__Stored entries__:
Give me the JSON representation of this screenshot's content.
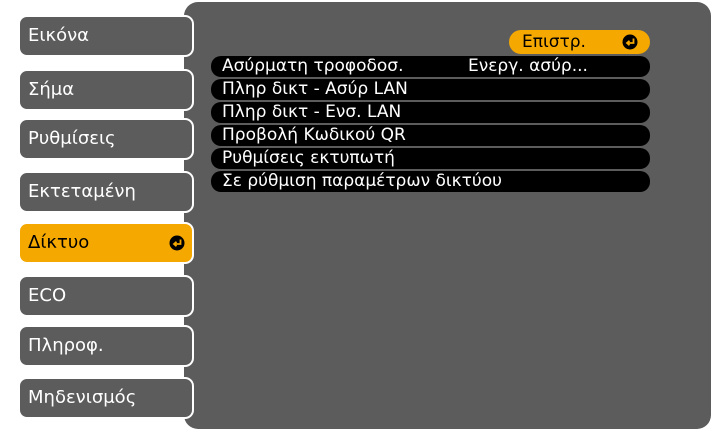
{
  "sidebar": {
    "items": [
      {
        "label": "Εικόνα"
      },
      {
        "label": "Σήμα"
      },
      {
        "label": "Ρυθμίσεις"
      },
      {
        "label": "Εκτεταμένη"
      },
      {
        "label": "Δίκτυο"
      },
      {
        "label": "ECO"
      },
      {
        "label": "Πληροφ."
      },
      {
        "label": "Μηδενισμός"
      }
    ],
    "active_item": "Δίκτυο"
  },
  "main": {
    "back_button_label": "Επιστρ.",
    "rows": [
      {
        "label": "Ασύρματη τροφοδοσ.",
        "value": "Ενεργ. ασύρ..."
      },
      {
        "label": "Πληρ δικτ - Ασύρ LAN"
      },
      {
        "label": "Πληρ δικτ - Ενσ. LAN"
      },
      {
        "label": "Προβολή Κωδικού QR"
      },
      {
        "label": "Ρυθμίσεις εκτυπωτή"
      },
      {
        "label": "Σε ρύθμιση παραμέτρων δικτύου"
      }
    ]
  },
  "colors": {
    "panel_gray": "#5c5c5c",
    "highlight_orange": "#f5a800",
    "row_black": "#000000",
    "text_white": "#ffffff"
  },
  "icons": {
    "enter": "enter-icon"
  }
}
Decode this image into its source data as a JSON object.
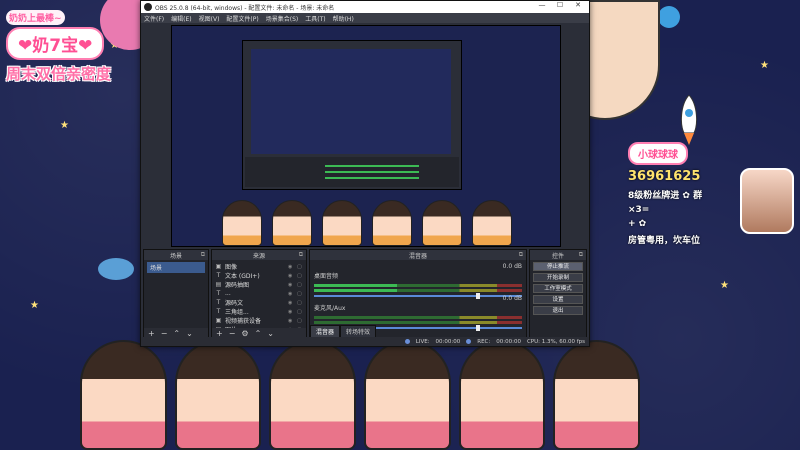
{
  "overlay": {
    "top_tag": "奶奶上最棒~",
    "name": "❤奶7宝❤",
    "slogan": "周末双倍亲密度"
  },
  "fan_panel": {
    "title": "小球球球",
    "number": "36961625",
    "rank": "8级粉丝牌进 ✿ 群",
    "multiplier": "×3=",
    "extra": "+ ✿",
    "line": "房管粤用，坎车位"
  },
  "obs": {
    "title": "OBS 25.0.8 (64-bit, windows) - 配置文件: 未命名 - 场景: 未命名",
    "window_controls": [
      "—",
      "☐",
      "✕"
    ],
    "menu": [
      "文件(F)",
      "编辑(E)",
      "视图(V)",
      "配置文件(P)",
      "场景集合(S)",
      "工具(T)",
      "帮助(H)"
    ],
    "docks": {
      "scenes": {
        "title": "场景",
        "items": [
          "场景"
        ]
      },
      "sources": {
        "title": "来源",
        "items": [
          {
            "icon": "▣",
            "name": "图像"
          },
          {
            "icon": "T",
            "name": "文本 (GDI+)"
          },
          {
            "icon": "▤",
            "name": "源码抽图"
          },
          {
            "icon": "T",
            "name": "..."
          },
          {
            "icon": "T",
            "name": "源码文"
          },
          {
            "icon": "T",
            "name": "三角组..."
          },
          {
            "icon": "▣",
            "name": "视频捕获设备"
          },
          {
            "icon": "▣",
            "name": "图片"
          }
        ]
      },
      "mixer": {
        "title": "混音器",
        "channels": [
          {
            "name": "桌面音频",
            "db": "0.0 dB"
          },
          {
            "name": "麦克风/Aux",
            "db": "0.0 dB"
          }
        ],
        "tabs": [
          "混音器",
          "转场特效"
        ]
      },
      "controls": {
        "title": "控件",
        "buttons": [
          "停止推流",
          "开始录制",
          "工作室模式",
          "设置",
          "退出"
        ]
      }
    },
    "status": {
      "live_label": "LIVE:",
      "live_time": "00:00:00",
      "rec_label": "REC:",
      "rec_time": "00:00:00",
      "cpu": "CPU: 1.3%, 60.00 fps"
    }
  }
}
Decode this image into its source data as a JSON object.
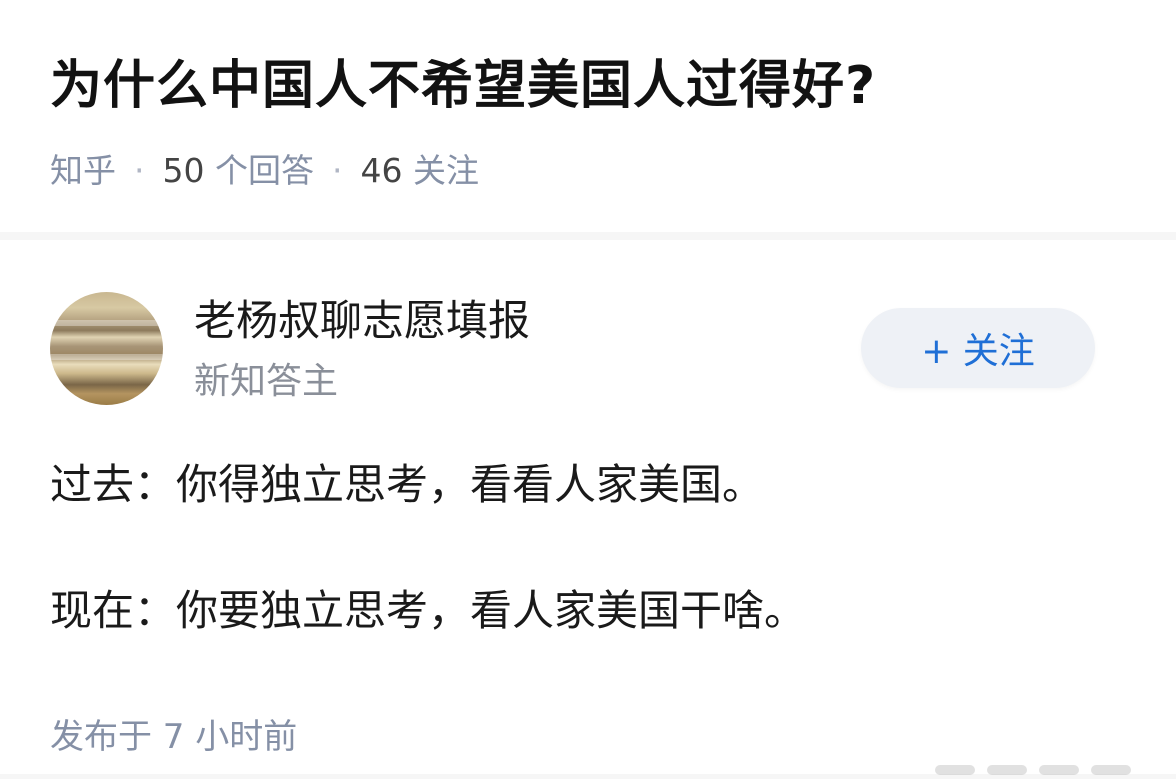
{
  "question": {
    "title": "为什么中国人不希望美国人过得好?",
    "source": "知乎",
    "answers_count": "50",
    "answers_label": "个回答",
    "followers_count": "46",
    "followers_label": "关注"
  },
  "answer": {
    "author_name": "老杨叔聊志愿填报",
    "author_badge": "新知答主",
    "follow_button_label": "+ 关注",
    "content": [
      "过去：你得独立思考，看看人家美国。",
      "现在：你要独立思考，看人家美国干啥。"
    ],
    "published_label": "发布于 7 小时前"
  },
  "colors": {
    "accent": "#1f6fd6",
    "meta_text": "#8590a6",
    "title_text": "#121212",
    "follow_bg": "#eef1f6"
  }
}
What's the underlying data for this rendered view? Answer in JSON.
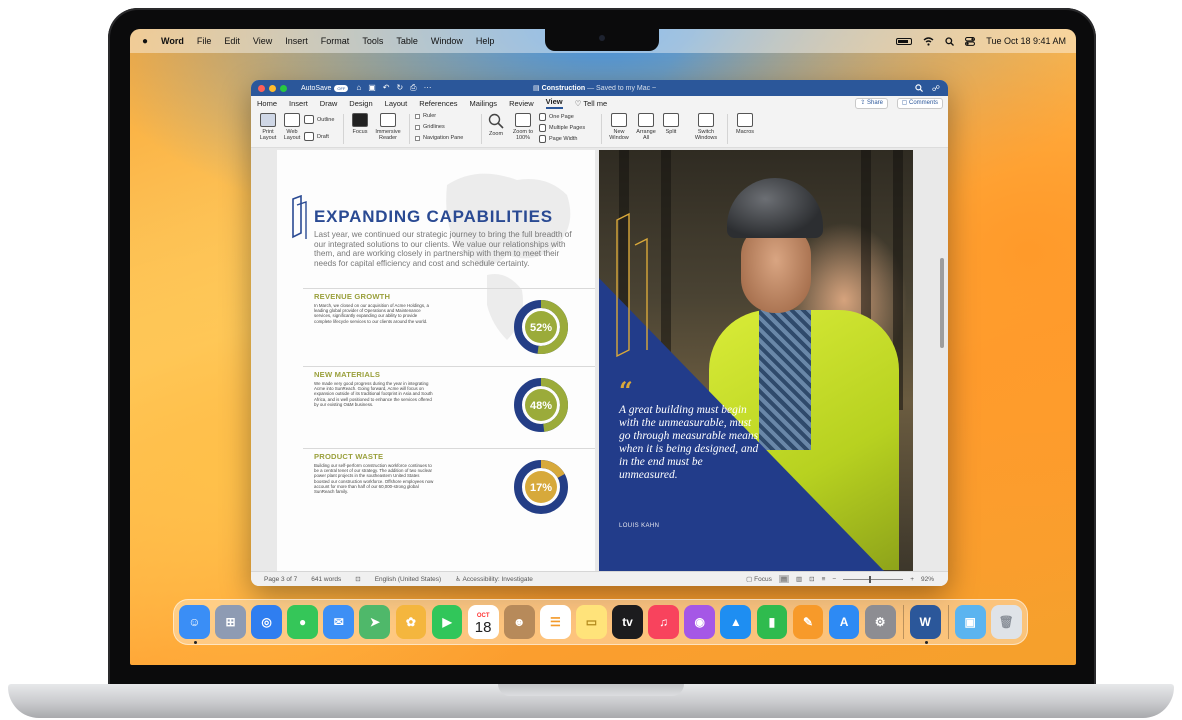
{
  "menubar": {
    "app_name": "Word",
    "items": [
      "File",
      "Edit",
      "View",
      "Insert",
      "Format",
      "Tools",
      "Table",
      "Window",
      "Help"
    ],
    "datetime": "Tue Oct 18  9:41 AM"
  },
  "word": {
    "titlebar": {
      "autosave_label": "AutoSave",
      "autosave_state": "OFF",
      "doc_name": "Construction",
      "doc_status": "— Saved to my Mac ~"
    },
    "ribbon_tabs": [
      "Home",
      "Insert",
      "Draw",
      "Design",
      "Layout",
      "References",
      "Mailings",
      "Review",
      "View",
      "Tell me"
    ],
    "active_tab": "View",
    "share_label": "Share",
    "comments_label": "Comments",
    "ribbon": {
      "print_layout": "Print Layout",
      "web_layout": "Web Layout",
      "outline": "Outline",
      "draft": "Draft",
      "focus": "Focus",
      "immersive_reader": "Immersive Reader",
      "ruler": "Ruler",
      "gridlines": "Gridlines",
      "navigation_pane": "Navigation Pane",
      "zoom": "Zoom",
      "zoom_100": "Zoom to 100%",
      "one_page": "One Page",
      "multiple_pages": "Multiple Pages",
      "page_width": "Page Width",
      "new_window": "New Window",
      "arrange_all": "Arrange All",
      "split": "Split",
      "switch_windows": "Switch Windows",
      "macros": "Macros"
    },
    "document": {
      "heading": "EXPANDING CAPABILITIES",
      "intro": "Last year, we continued our strategic journey to bring the full breadth of our integrated solutions to our clients. We value our relationships with them, and are working closely in partnership with them to meet their needs for capital efficiency and cost and schedule certainty.",
      "sections": [
        {
          "title": "REVENUE GROWTH",
          "body": "In March, we closed on our acquisition of Acme Holdings, a leading global provider of Operations and Maintenance services, significantly expanding our ability to provide complete lifecycle services to our clients around the world.",
          "percent": "52%",
          "value": 0.52
        },
        {
          "title": "NEW MATERIALS",
          "body": "We made very good progress during the year in integrating Acme into SunReach. Going forward, Acme will focus on expansion outside of its traditional footprint in Asia and South Africa, and is well positioned to enhance the services offered by our existing O&M business.",
          "percent": "48%",
          "value": 0.48
        },
        {
          "title": "PRODUCT WASTE",
          "body": "Building our self-perform construction workforce continues to be a central tenet of our strategy. The addition of two nuclear power plant projects in the southeastern United States boosted our construction workforce. Offshore employees now account for more than half of our 60,000-strong global SunReach family.",
          "percent": "17%",
          "value": 0.17
        }
      ],
      "quote_mark": "“",
      "quote": "A great building must begin with the unmeasurable, must go through measurable means when it is being designed, and in the end must be unmeasured.",
      "quote_author": "LOUIS KAHN"
    },
    "statusbar": {
      "page": "Page 3 of 7",
      "words": "641 words",
      "language": "English (United States)",
      "accessibility": "Accessibility: Investigate",
      "focus": "Focus",
      "zoom": "92%"
    }
  },
  "dock": {
    "apps": [
      {
        "name": "finder-icon",
        "color": "#3a8ef6"
      },
      {
        "name": "launchpad-icon",
        "color": "#8e9bb3"
      },
      {
        "name": "safari-icon",
        "color": "#2f7ef0"
      },
      {
        "name": "messages-icon",
        "color": "#35c659"
      },
      {
        "name": "mail-icon",
        "color": "#3d8ff5"
      },
      {
        "name": "maps-icon",
        "color": "#4fb86a"
      },
      {
        "name": "photos-icon",
        "color": "#f4b63e"
      },
      {
        "name": "facetime-icon",
        "color": "#31c65a"
      },
      {
        "name": "calendar-icon",
        "color": "#ffffff"
      },
      {
        "name": "contacts-icon",
        "color": "#b78a5a"
      },
      {
        "name": "reminders-icon",
        "color": "#ffffff"
      },
      {
        "name": "notes-icon",
        "color": "#ffe37a"
      },
      {
        "name": "tv-icon",
        "color": "#1c1c1e"
      },
      {
        "name": "music-icon",
        "color": "#f8435d"
      },
      {
        "name": "podcasts-icon",
        "color": "#a557e6"
      },
      {
        "name": "keynote-icon",
        "color": "#1e8ef2"
      },
      {
        "name": "numbers-icon",
        "color": "#2fbb4e"
      },
      {
        "name": "pages-icon",
        "color": "#f79a2a"
      },
      {
        "name": "app-store-icon",
        "color": "#2d8af4"
      },
      {
        "name": "system-settings-icon",
        "color": "#8d8d92"
      }
    ],
    "calendar_month": "OCT",
    "calendar_day": "18",
    "tv_label": "tv"
  }
}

__Work to complete__: Scan the records above for the string "with", then report every line that contains it.

__Result for this task__:
      "intro": "Last year, we continued our strategic journey to bring the full breadth of our integrated solutions to our clients. We value our relationships with them, and are working closely in partnership with them to meet their needs for capital efficiency and cost and schedule certainty.",
      "quote": "A great building must begin with the unmeasurable, must go through measurable means when it is being designed, and in the end must be unmeasured.",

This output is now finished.